_Dataset records:_
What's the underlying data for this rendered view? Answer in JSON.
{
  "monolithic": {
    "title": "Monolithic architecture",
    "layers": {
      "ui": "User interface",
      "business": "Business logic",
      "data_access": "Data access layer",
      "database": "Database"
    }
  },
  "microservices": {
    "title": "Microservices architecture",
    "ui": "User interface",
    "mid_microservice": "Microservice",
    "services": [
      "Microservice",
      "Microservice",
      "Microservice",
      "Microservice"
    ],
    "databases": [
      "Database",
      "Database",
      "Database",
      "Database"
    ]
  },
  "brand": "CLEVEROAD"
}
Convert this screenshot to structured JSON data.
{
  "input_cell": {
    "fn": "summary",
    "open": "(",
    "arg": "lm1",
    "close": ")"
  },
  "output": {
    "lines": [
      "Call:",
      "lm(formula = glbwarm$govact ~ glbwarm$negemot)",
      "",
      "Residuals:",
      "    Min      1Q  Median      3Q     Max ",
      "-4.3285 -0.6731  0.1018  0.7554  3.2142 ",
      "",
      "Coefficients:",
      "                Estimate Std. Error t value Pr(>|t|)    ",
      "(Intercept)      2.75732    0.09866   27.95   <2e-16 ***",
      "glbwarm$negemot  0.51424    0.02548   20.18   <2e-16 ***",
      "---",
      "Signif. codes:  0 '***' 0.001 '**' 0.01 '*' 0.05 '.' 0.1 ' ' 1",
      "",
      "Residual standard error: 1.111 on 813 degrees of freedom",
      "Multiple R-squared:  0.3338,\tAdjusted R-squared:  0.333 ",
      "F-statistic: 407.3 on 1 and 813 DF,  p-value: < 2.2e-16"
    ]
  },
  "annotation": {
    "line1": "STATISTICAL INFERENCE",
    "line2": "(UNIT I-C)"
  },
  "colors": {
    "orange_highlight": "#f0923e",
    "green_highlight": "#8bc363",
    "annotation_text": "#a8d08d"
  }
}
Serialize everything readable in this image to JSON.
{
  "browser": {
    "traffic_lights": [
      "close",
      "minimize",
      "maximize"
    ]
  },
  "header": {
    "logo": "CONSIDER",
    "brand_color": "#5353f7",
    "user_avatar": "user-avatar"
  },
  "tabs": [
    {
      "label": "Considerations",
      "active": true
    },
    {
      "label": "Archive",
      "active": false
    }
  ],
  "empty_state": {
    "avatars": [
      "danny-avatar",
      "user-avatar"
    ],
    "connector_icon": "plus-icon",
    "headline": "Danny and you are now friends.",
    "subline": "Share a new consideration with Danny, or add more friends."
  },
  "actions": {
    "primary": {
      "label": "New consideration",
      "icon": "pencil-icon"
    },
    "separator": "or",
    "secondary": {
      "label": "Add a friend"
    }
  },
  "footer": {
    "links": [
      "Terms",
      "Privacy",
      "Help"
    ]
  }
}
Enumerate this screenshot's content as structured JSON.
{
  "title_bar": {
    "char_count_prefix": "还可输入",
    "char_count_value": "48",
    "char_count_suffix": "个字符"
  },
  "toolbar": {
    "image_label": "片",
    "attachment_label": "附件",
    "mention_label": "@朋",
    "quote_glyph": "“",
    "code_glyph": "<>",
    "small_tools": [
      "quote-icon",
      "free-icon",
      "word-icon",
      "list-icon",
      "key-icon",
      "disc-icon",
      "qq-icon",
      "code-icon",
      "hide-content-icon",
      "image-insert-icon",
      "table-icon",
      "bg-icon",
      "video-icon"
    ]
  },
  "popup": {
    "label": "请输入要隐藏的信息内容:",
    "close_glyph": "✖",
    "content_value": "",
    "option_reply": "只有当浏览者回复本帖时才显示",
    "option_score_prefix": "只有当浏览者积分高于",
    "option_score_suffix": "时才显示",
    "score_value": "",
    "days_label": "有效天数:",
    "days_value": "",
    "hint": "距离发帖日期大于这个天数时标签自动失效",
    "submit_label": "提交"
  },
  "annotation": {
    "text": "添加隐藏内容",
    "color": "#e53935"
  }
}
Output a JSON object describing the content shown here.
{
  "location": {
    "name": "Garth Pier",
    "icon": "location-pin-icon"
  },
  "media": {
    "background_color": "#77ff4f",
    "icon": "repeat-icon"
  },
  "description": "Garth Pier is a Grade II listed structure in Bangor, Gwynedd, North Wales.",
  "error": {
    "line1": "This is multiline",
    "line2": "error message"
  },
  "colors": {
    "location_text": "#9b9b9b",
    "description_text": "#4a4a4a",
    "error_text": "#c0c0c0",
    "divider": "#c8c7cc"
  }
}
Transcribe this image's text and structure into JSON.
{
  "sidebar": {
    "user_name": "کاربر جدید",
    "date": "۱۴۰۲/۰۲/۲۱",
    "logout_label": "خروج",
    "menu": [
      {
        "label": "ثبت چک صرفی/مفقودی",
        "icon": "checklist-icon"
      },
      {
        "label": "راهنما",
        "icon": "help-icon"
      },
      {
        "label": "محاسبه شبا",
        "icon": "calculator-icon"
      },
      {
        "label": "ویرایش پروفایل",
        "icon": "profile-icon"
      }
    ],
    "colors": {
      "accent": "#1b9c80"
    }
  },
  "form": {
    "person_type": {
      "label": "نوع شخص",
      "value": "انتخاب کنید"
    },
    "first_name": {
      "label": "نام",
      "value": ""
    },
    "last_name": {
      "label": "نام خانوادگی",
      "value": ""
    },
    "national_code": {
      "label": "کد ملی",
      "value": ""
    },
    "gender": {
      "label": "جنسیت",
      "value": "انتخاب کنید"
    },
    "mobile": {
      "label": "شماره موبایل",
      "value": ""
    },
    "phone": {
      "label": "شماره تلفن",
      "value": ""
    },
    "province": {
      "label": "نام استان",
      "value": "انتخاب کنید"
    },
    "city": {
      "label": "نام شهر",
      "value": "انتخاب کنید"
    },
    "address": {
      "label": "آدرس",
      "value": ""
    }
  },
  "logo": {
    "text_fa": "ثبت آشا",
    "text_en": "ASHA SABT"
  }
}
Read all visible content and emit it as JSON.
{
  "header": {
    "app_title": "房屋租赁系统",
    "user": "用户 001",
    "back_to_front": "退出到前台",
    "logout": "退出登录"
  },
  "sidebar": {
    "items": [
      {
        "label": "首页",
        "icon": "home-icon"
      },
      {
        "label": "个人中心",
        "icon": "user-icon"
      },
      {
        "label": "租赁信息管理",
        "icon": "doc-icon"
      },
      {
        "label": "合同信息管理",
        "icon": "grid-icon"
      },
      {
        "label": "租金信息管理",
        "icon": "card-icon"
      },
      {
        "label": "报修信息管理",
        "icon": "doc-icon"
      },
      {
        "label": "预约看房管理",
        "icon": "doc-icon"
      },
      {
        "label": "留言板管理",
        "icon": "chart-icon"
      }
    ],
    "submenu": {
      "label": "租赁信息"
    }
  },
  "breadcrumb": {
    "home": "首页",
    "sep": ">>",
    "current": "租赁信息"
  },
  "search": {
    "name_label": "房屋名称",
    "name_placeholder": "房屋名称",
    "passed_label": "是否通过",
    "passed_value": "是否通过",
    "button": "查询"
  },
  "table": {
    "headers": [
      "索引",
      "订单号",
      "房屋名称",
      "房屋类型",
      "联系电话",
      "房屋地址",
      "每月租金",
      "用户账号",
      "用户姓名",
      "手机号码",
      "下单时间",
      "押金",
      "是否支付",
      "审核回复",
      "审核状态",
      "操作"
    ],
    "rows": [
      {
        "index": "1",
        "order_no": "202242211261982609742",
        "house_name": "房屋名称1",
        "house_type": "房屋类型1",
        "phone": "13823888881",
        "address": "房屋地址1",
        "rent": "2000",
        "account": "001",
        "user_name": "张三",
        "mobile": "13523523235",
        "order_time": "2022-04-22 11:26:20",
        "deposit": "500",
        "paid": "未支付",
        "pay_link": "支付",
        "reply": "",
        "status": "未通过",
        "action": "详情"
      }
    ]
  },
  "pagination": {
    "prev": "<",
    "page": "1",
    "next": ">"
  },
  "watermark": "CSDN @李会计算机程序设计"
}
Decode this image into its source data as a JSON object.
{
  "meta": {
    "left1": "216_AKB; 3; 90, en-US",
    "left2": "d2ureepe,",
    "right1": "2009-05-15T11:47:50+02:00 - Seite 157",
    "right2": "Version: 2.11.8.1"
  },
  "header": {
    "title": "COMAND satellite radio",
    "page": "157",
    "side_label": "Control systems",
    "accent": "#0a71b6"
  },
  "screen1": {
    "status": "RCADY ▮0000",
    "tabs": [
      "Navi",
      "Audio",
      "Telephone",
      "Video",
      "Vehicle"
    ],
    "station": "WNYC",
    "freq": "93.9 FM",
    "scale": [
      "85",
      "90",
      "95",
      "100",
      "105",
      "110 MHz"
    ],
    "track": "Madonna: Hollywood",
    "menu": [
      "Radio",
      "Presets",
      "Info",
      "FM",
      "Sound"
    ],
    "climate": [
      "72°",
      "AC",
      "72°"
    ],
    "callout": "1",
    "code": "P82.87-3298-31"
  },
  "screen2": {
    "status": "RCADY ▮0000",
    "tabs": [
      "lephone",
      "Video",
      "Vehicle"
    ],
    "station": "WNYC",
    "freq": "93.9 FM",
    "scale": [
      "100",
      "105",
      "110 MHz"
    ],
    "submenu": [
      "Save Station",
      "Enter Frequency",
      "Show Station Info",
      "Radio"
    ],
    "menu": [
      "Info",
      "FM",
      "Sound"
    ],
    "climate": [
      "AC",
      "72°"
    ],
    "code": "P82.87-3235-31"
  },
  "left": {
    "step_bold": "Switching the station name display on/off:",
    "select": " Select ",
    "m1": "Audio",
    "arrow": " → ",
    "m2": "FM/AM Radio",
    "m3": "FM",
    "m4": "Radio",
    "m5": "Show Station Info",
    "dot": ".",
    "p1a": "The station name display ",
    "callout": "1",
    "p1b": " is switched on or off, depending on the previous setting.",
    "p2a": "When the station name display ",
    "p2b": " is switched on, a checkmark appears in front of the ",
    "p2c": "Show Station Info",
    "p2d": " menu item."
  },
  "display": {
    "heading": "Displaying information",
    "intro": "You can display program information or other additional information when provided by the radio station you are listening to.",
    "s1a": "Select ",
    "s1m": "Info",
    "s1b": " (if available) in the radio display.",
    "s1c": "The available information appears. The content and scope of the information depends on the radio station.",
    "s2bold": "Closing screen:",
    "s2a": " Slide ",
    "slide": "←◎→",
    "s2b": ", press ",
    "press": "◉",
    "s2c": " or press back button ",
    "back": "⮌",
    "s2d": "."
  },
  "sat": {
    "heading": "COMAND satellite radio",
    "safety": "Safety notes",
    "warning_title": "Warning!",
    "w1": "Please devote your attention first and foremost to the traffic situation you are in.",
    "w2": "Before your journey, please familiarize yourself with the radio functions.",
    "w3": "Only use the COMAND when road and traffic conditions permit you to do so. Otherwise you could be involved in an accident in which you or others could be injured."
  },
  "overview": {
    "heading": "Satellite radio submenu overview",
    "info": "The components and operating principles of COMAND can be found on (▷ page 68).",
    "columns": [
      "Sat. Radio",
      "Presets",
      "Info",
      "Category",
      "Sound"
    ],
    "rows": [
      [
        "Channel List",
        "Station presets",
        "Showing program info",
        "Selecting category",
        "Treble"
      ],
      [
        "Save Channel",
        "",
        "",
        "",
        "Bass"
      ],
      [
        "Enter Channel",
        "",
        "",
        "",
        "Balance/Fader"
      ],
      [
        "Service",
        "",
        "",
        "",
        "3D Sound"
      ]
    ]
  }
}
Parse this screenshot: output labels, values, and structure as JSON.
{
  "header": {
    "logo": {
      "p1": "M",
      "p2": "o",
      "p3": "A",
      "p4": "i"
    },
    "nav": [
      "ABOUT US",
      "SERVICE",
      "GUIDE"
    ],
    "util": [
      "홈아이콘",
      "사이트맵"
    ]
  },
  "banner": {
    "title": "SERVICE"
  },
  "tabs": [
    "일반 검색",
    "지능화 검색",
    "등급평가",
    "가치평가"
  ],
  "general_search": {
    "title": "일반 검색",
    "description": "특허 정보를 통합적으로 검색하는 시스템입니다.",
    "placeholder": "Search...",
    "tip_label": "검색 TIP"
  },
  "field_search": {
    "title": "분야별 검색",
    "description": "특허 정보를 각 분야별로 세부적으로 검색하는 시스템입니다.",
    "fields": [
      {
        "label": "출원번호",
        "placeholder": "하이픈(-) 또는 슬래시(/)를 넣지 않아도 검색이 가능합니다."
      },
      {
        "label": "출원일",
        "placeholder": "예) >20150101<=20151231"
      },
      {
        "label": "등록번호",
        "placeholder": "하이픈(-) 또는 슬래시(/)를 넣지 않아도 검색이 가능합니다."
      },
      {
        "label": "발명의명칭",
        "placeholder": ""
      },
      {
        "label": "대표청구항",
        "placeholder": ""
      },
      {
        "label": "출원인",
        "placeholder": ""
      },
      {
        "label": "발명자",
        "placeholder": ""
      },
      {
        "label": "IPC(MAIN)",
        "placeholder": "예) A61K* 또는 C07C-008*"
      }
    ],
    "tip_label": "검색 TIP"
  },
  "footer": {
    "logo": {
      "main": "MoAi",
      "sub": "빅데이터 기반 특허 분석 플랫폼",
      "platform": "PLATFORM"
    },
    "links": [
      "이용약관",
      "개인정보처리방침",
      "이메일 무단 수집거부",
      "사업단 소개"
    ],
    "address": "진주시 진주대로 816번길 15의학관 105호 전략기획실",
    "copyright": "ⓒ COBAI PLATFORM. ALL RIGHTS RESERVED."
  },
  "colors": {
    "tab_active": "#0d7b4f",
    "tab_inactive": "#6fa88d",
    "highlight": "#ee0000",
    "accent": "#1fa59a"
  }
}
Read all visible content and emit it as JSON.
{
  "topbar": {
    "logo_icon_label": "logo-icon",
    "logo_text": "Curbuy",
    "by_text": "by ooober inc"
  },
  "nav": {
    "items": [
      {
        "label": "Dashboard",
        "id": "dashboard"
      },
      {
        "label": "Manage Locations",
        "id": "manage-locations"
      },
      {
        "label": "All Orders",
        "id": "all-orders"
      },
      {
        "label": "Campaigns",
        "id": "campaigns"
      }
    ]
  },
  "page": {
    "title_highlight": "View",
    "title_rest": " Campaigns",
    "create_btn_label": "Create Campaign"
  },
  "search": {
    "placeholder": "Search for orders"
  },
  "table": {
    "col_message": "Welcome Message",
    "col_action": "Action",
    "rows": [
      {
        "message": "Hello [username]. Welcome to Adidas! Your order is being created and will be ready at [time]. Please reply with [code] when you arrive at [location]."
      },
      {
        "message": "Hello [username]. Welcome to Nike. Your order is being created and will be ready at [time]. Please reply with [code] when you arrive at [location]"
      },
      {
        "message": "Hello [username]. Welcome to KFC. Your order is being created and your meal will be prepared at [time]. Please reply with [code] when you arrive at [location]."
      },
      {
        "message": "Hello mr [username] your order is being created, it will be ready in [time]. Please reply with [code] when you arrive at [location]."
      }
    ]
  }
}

_Your goal:_
Scan the listing above and copy all lines containing the word "glbwarm".

_Output of the task:_
      "lm(formula = glbwarm$govact ~ glbwarm$negemot)",
      "glbwarm$negemot  0.51424    0.02548   20.18   <2e-16 ***",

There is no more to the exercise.